**** Information shown

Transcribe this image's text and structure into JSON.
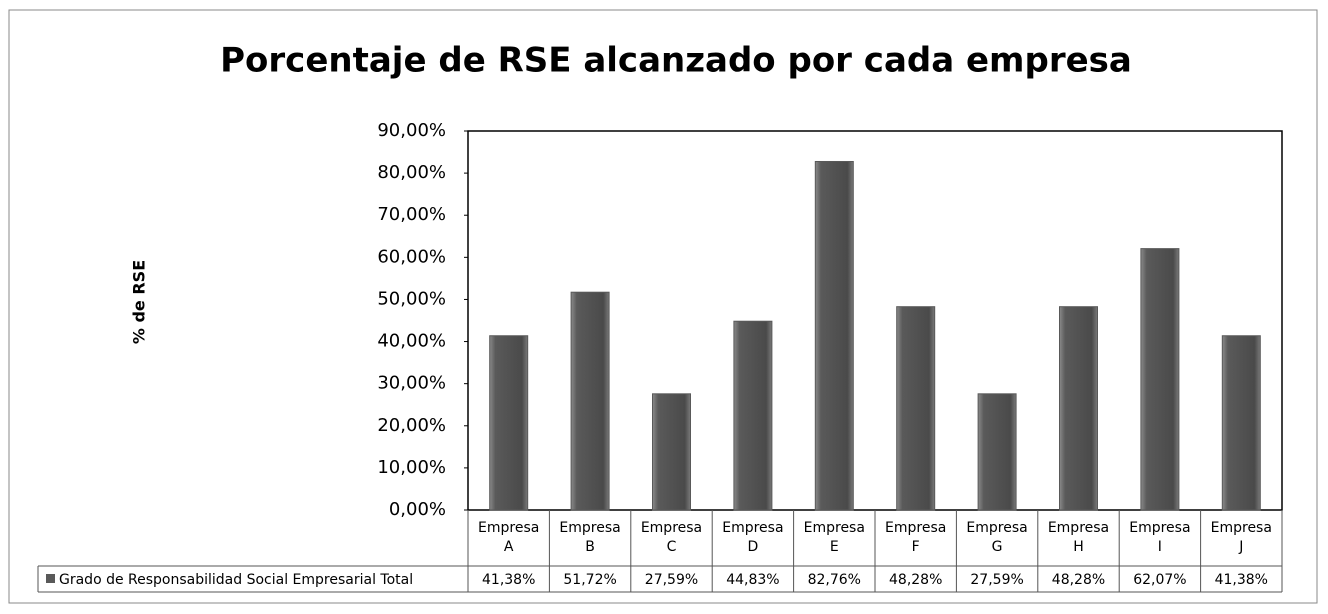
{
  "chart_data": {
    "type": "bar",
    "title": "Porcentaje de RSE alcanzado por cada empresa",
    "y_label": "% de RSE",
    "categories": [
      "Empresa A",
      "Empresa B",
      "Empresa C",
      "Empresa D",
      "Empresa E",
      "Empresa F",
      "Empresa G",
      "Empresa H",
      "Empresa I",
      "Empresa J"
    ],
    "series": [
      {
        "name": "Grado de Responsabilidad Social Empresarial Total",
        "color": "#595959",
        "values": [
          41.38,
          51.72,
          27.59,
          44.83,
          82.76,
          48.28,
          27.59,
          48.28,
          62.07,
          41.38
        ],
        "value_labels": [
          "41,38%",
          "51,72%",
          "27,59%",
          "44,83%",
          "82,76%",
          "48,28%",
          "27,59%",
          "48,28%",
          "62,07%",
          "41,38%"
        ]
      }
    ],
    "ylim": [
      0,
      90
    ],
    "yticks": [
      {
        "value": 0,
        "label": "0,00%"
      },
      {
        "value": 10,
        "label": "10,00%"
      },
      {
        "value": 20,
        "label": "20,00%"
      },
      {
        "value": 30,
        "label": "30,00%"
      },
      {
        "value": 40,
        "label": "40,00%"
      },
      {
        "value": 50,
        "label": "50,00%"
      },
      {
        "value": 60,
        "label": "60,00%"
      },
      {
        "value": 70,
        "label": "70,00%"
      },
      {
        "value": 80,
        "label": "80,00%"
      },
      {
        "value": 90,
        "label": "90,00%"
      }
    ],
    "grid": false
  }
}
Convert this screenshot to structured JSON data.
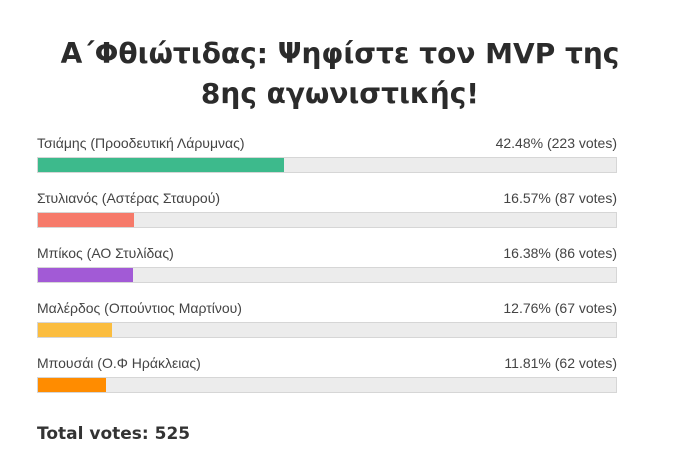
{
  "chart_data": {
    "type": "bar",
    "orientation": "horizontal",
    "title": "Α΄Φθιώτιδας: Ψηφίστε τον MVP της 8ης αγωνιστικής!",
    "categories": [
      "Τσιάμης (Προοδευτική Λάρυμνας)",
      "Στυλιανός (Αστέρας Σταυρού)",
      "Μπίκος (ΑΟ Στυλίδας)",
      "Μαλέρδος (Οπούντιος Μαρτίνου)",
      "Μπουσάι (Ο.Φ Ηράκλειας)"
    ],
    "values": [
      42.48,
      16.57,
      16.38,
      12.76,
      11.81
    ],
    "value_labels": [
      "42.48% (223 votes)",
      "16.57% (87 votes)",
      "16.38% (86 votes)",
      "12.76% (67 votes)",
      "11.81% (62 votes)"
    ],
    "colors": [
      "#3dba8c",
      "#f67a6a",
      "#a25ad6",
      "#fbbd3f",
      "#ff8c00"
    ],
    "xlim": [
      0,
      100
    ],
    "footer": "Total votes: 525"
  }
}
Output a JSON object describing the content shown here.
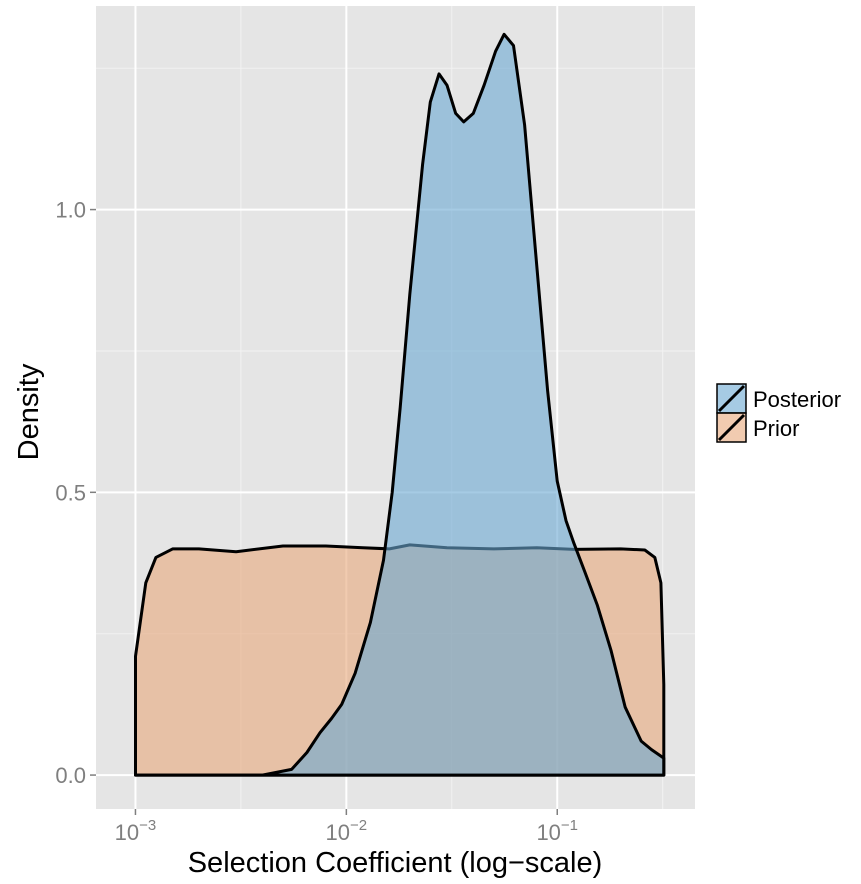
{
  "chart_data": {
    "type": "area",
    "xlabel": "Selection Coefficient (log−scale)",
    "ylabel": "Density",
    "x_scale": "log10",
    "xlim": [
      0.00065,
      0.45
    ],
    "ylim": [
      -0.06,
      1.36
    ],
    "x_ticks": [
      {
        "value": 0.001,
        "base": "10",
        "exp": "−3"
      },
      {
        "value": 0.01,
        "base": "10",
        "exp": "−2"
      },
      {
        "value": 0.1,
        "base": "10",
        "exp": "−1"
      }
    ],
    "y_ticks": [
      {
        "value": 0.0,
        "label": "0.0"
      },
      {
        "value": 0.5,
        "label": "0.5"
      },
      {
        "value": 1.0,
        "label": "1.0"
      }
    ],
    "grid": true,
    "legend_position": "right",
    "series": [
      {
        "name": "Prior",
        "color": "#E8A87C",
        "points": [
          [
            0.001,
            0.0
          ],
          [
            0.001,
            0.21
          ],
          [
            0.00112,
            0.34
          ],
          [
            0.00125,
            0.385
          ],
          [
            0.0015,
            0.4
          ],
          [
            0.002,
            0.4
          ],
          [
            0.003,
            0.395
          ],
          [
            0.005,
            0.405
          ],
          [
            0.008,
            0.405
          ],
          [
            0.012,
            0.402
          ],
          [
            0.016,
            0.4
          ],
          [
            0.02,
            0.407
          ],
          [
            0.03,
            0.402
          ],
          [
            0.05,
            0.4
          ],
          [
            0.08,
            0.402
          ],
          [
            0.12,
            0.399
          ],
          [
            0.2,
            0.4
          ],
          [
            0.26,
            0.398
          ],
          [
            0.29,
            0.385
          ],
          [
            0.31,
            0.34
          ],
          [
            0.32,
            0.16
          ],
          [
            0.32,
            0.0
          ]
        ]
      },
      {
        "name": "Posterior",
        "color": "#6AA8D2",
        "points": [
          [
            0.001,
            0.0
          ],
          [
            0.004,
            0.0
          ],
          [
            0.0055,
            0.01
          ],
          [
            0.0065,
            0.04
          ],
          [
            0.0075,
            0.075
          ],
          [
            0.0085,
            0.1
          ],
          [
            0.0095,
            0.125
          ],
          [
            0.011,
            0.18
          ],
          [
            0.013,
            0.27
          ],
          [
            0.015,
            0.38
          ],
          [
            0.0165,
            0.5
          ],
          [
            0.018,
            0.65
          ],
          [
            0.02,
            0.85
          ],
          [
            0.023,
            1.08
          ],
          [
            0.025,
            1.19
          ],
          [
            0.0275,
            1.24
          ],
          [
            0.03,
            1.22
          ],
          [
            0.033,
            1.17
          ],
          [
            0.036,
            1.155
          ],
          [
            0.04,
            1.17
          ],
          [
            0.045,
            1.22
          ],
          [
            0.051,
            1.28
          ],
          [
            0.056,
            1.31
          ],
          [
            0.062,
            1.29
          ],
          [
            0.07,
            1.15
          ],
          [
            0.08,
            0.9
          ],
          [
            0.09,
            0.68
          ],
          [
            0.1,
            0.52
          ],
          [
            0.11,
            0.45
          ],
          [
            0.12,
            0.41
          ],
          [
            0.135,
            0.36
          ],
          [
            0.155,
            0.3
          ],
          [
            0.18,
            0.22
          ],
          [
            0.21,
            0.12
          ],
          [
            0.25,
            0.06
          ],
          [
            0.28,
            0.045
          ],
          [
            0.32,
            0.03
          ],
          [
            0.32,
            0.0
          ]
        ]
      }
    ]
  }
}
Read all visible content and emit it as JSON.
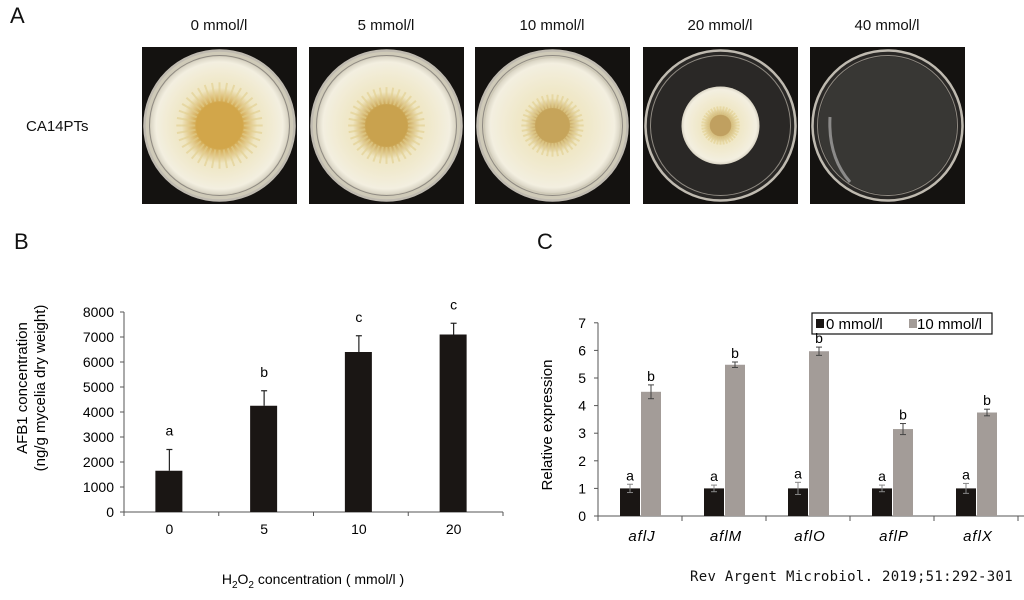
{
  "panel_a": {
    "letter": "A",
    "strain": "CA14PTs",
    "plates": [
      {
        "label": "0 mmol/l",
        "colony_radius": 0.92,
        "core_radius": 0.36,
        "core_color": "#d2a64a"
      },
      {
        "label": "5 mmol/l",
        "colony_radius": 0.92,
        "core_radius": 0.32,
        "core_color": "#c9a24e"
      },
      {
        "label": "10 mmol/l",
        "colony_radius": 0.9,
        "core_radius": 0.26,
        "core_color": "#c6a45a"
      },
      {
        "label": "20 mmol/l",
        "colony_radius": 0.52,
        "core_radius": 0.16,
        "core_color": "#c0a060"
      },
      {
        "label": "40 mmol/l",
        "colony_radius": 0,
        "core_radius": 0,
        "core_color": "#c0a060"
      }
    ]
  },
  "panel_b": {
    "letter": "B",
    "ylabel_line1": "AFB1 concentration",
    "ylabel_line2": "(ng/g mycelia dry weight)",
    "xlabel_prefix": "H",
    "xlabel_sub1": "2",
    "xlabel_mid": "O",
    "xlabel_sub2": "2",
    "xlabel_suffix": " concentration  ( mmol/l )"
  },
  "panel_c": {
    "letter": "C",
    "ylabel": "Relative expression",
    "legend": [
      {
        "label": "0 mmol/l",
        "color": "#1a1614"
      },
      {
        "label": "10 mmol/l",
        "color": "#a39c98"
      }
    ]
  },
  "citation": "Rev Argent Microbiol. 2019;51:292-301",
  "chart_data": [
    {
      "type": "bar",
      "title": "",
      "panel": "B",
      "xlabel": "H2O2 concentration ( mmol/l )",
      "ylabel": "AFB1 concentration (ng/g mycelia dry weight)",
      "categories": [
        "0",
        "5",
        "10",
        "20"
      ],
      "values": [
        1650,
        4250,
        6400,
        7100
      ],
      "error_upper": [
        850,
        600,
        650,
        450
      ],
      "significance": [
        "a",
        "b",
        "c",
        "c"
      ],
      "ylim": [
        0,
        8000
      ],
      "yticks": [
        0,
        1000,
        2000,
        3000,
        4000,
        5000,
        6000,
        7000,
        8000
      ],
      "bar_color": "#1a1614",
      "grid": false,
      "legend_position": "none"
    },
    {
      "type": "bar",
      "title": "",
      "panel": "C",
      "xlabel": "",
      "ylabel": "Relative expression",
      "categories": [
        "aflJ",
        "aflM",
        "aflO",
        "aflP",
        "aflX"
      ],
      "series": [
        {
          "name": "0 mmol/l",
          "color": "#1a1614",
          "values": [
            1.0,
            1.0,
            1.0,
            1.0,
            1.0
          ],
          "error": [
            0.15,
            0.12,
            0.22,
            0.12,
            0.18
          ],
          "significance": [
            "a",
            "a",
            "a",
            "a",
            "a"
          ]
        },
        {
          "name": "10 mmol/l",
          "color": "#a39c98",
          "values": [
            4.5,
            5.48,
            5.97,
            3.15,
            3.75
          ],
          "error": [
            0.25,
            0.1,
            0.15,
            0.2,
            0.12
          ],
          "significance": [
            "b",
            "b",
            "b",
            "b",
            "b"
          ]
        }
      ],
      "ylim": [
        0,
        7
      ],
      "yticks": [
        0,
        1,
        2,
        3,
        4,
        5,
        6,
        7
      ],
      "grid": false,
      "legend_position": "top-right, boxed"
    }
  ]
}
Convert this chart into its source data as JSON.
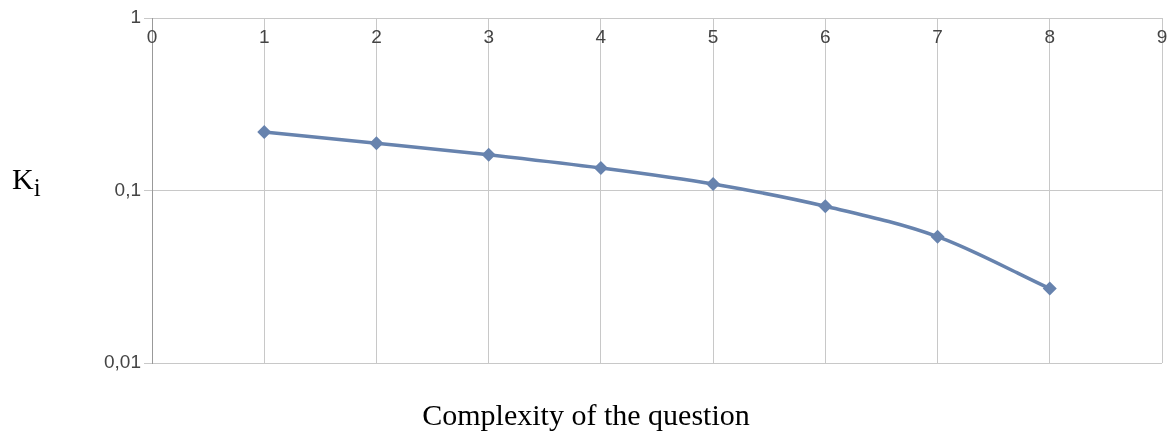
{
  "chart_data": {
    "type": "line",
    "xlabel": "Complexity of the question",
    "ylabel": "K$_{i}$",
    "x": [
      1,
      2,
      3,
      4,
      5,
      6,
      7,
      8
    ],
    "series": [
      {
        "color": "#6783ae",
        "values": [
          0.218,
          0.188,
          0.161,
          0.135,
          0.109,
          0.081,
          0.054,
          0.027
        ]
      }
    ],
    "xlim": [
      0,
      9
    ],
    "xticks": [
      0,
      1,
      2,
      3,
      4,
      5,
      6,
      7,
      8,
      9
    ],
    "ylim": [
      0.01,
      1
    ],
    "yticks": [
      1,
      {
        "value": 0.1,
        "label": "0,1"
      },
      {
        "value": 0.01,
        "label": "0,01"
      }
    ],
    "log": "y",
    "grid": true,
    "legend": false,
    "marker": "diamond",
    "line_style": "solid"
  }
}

********

**Task goal**
Starting with the line that holds "Convert this chart", retype each line through the last one in the listing above, exactly as written. Do not copy any pictures.

**The answer**
Convert this chart into its source data as JSON.
{
  "chart_data": {
    "type": "line",
    "xlabel": "Complexity of the question",
    "ylabel": "K$_{i}$",
    "x": [
      1,
      2,
      3,
      4,
      5,
      6,
      7,
      8
    ],
    "series": [
      {
        "color": "#6783ae",
        "values": [
          0.218,
          0.188,
          0.161,
          0.135,
          0.109,
          0.081,
          0.054,
          0.027
        ]
      }
    ],
    "xlim": [
      0,
      9
    ],
    "xticks": [
      0,
      1,
      2,
      3,
      4,
      5,
      6,
      7,
      8,
      9
    ],
    "ylim": [
      0.01,
      1
    ],
    "yticks": [
      1,
      {
        "value": 0.1,
        "label": "0,1"
      },
      {
        "value": 0.01,
        "label": "0,01"
      }
    ],
    "log": "y",
    "grid": true,
    "legend": false,
    "marker": "diamond",
    "line_style": "solid"
  }
}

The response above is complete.